Among the entries below, count the lines where the string "data" occurs, and give only the number.

— START Records shown —

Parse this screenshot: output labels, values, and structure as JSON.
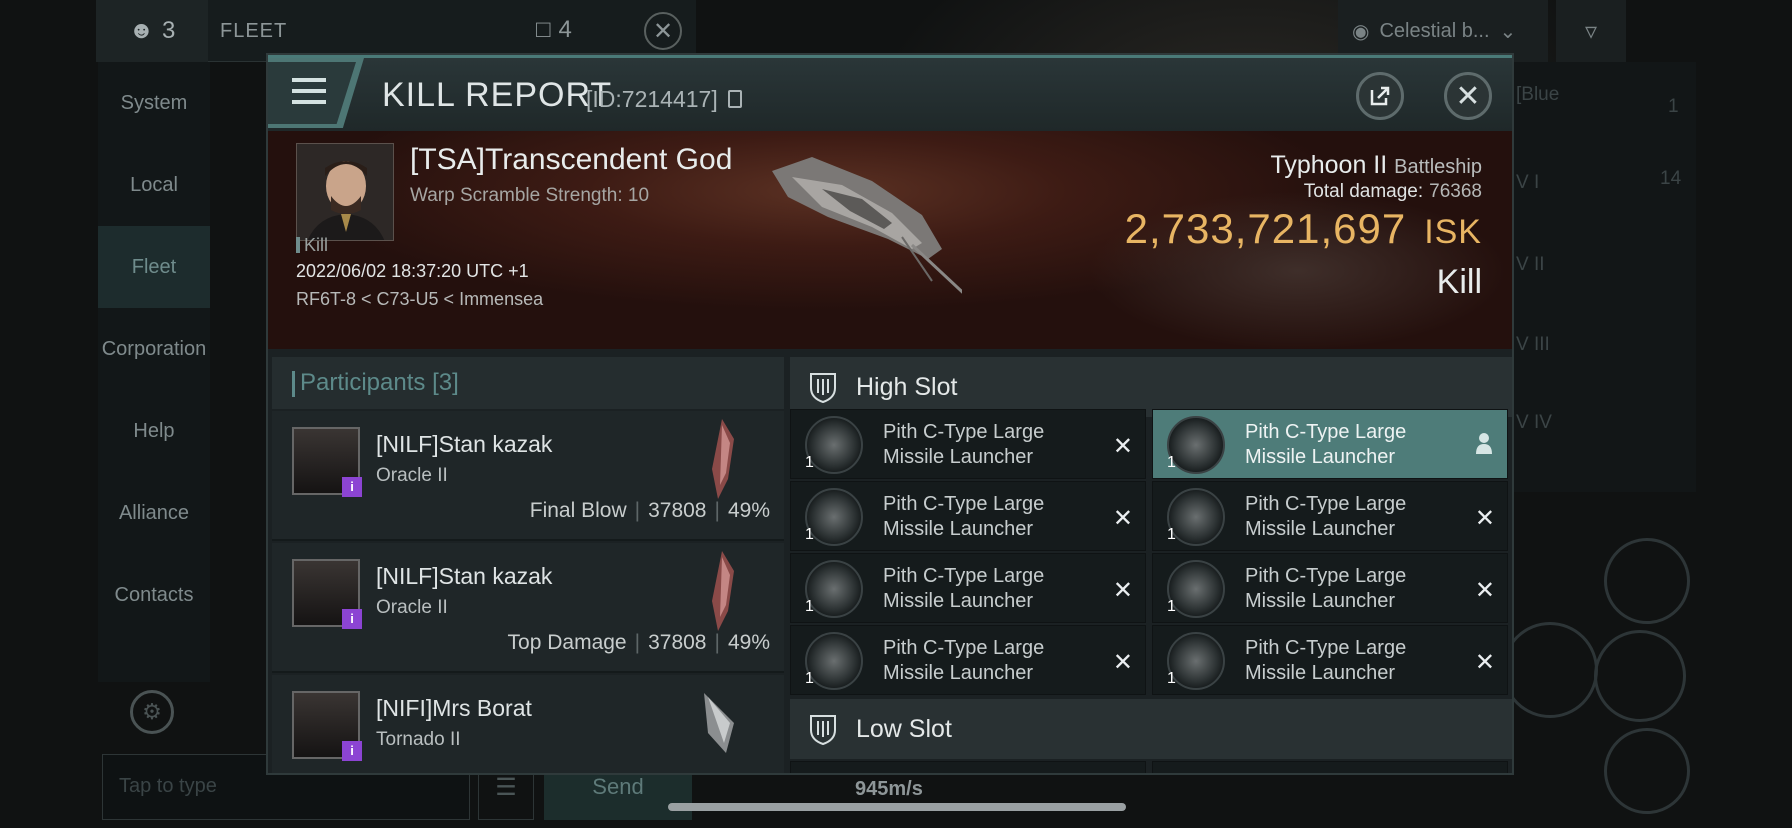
{
  "background": {
    "fleet_count": "3",
    "fleet_label": "FLEET",
    "fleet_right_count": "4",
    "sidebar": [
      "System",
      "Local",
      "Fleet",
      "Corporation",
      "Help",
      "Alliance",
      "Contacts"
    ],
    "chat_placeholder": "Tap to type",
    "send_label": "Send",
    "speed": "945m/s",
    "celestial_filter": "Celestial b...",
    "right_texts": [
      "[Blue",
      "1",
      "14",
      "V I",
      "V II",
      "V III",
      "V IV"
    ]
  },
  "report": {
    "title": "KILL REPORT",
    "id": "[ID:7214417]",
    "victim": {
      "name": "[TSA]Transcendent God",
      "scramble": "Warp Scramble Strength: 10",
      "tag": "Kill",
      "date": "2022/06/02 18:37:20 UTC +1",
      "location": "RF6T-8 < C73-U5 < Immensea"
    },
    "ship": {
      "name": "Typhoon II",
      "class": "Battleship",
      "damage_label": "Total damage:",
      "damage_value": "76368",
      "isk_value": "2,733,721,697",
      "isk_unit": "ISK",
      "result": "Kill"
    },
    "participants_label": "Participants",
    "participants_count": "[3]",
    "participants": [
      {
        "name": "[NILF]Stan kazak",
        "ship": "Oracle II",
        "role": "Final Blow",
        "damage": "37808",
        "percent": "49%"
      },
      {
        "name": "[NILF]Stan kazak",
        "ship": "Oracle II",
        "role": "Top Damage",
        "damage": "37808",
        "percent": "49%"
      },
      {
        "name": "[NIFI]Mrs Borat",
        "ship": "Tornado II"
      }
    ],
    "high_slot_label": "High Slot",
    "low_slot_label": "Low Slot",
    "modules": [
      {
        "name": "Pith C-Type Large Missile Launcher",
        "qty": "1"
      },
      {
        "name": "Pith C-Type Large Missile Launcher",
        "qty": "1"
      },
      {
        "name": "Pith C-Type Large Missile Launcher",
        "qty": "1"
      },
      {
        "name": "Pith C-Type Large Missile Launcher",
        "qty": "1"
      },
      {
        "name": "Pith C-Type Large Missile Launcher",
        "qty": "1"
      },
      {
        "name": "Pith C-Type Large Missile Launcher",
        "qty": "1"
      },
      {
        "name": "Pith C-Type Large Missile Launcher",
        "qty": "1"
      },
      {
        "name": "Pith C-Type Large Missile Launcher",
        "qty": "1"
      }
    ],
    "colors": {
      "accent": "#4e7c79",
      "isk": "#e8b563",
      "tag": "#8c44d3"
    }
  }
}
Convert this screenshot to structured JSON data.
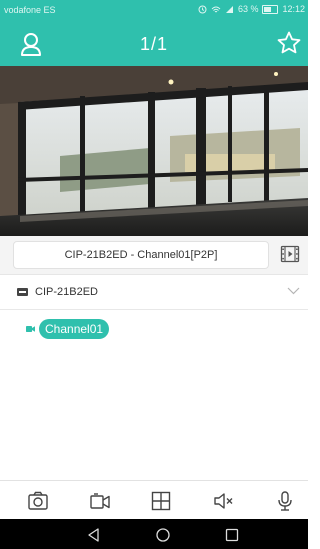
{
  "status_bar": {
    "carrier": "vodafone ES",
    "icons": [
      "alarm-icon",
      "wifi-icon",
      "signal-icon"
    ],
    "battery_percent": "63 %",
    "time": "12:12"
  },
  "header": {
    "title": "1/1",
    "left_icon": "user-icon",
    "right_icon": "star-icon",
    "accent": "#2fc0ad"
  },
  "device_bar": {
    "selected_channel": "CIP-21B2ED - Channel01[P2P]",
    "right_icon": "film-icon"
  },
  "device_list": {
    "device_name": "CIP-21B2ED",
    "channels": [
      {
        "label": "Channel01"
      }
    ]
  },
  "toolbar": {
    "items": [
      "snapshot-icon",
      "record-icon",
      "grid-icon",
      "mute-icon",
      "microphone-icon"
    ]
  },
  "nav_bar": {
    "items": [
      "back-icon",
      "home-icon",
      "recents-icon"
    ]
  }
}
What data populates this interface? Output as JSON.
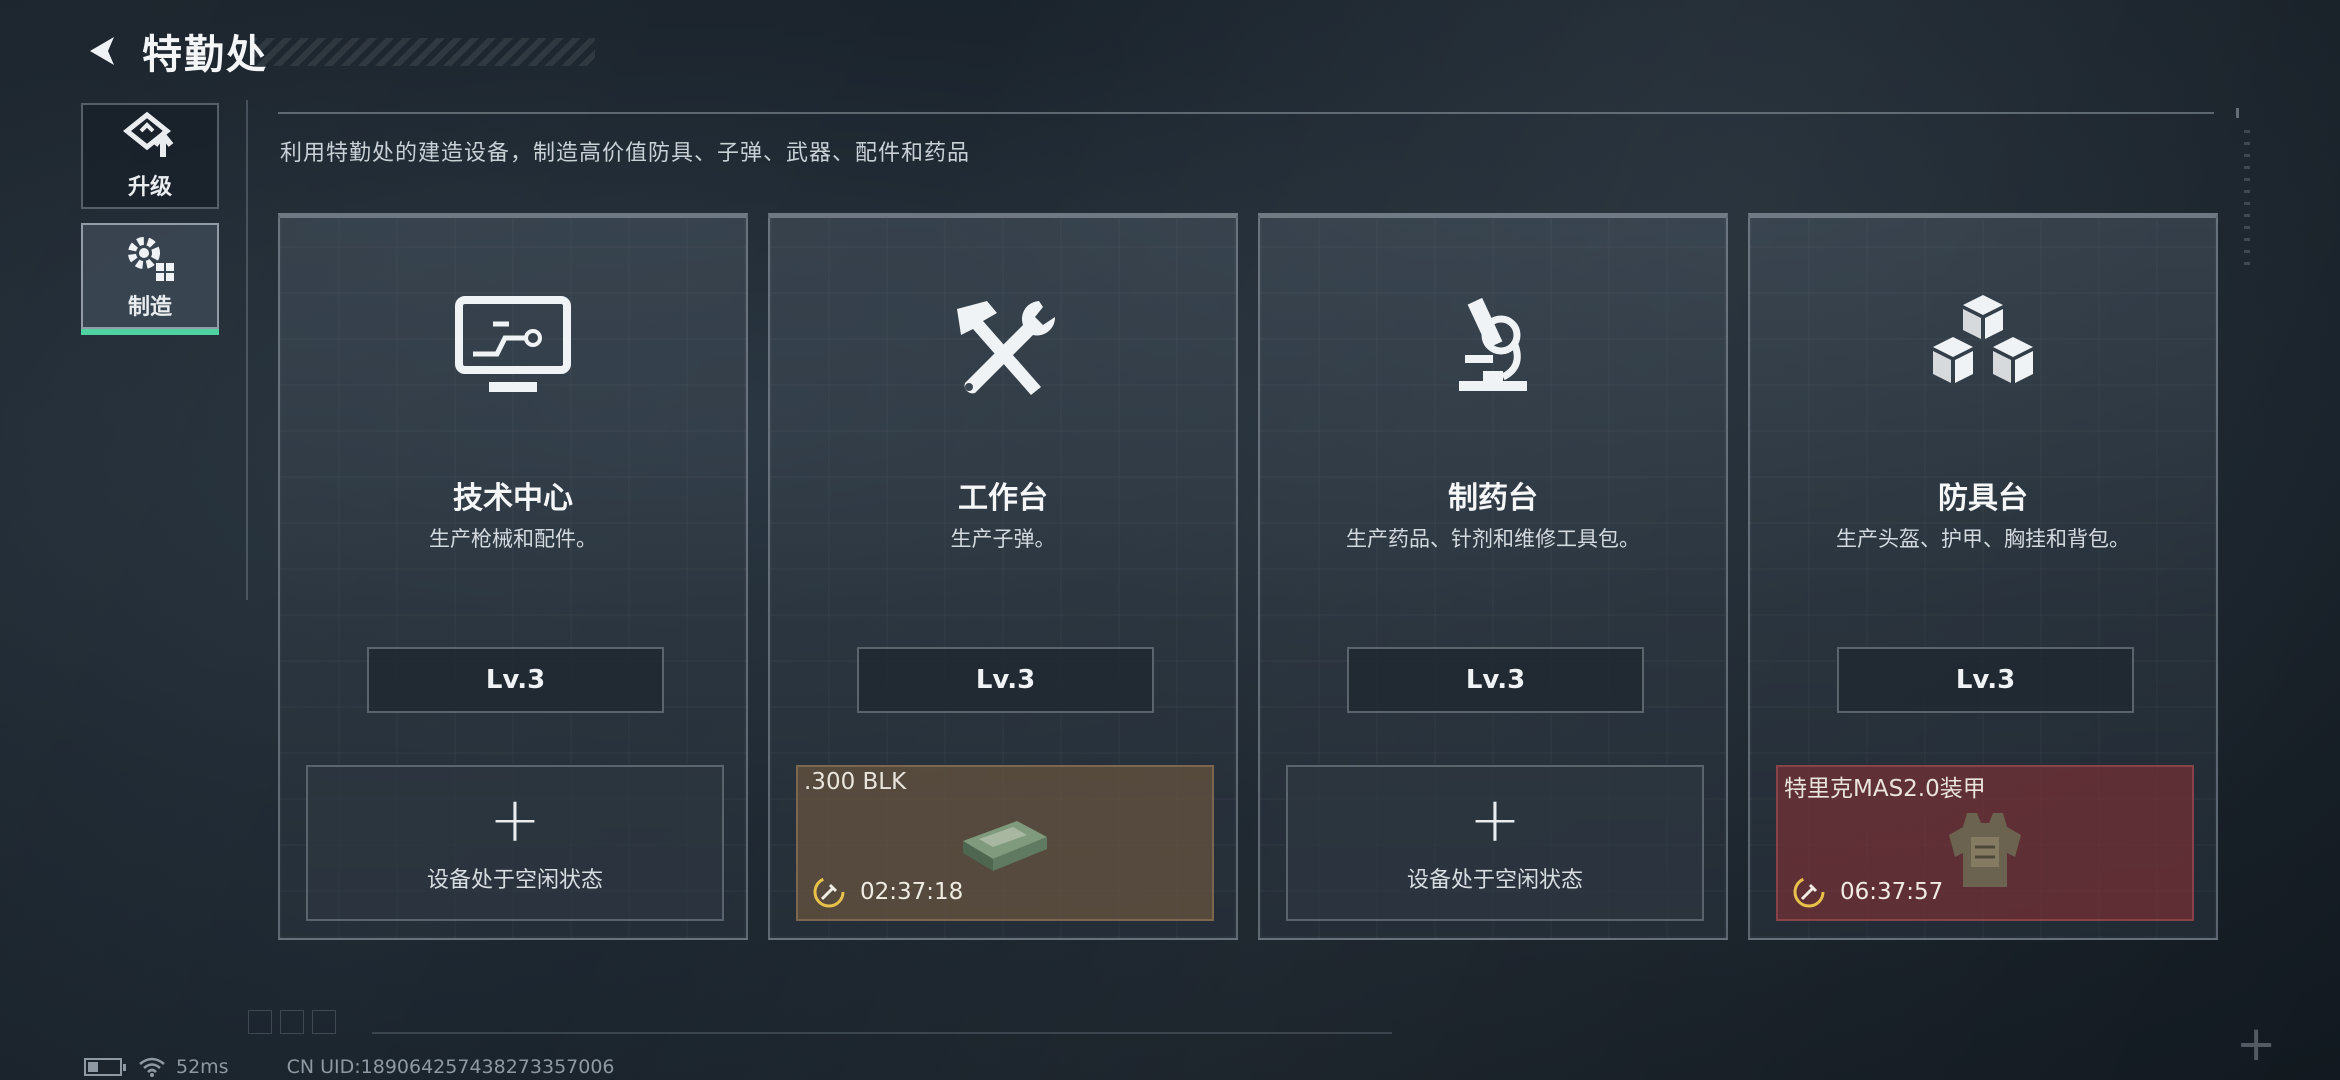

— END Records shown —

* _Task result_:
2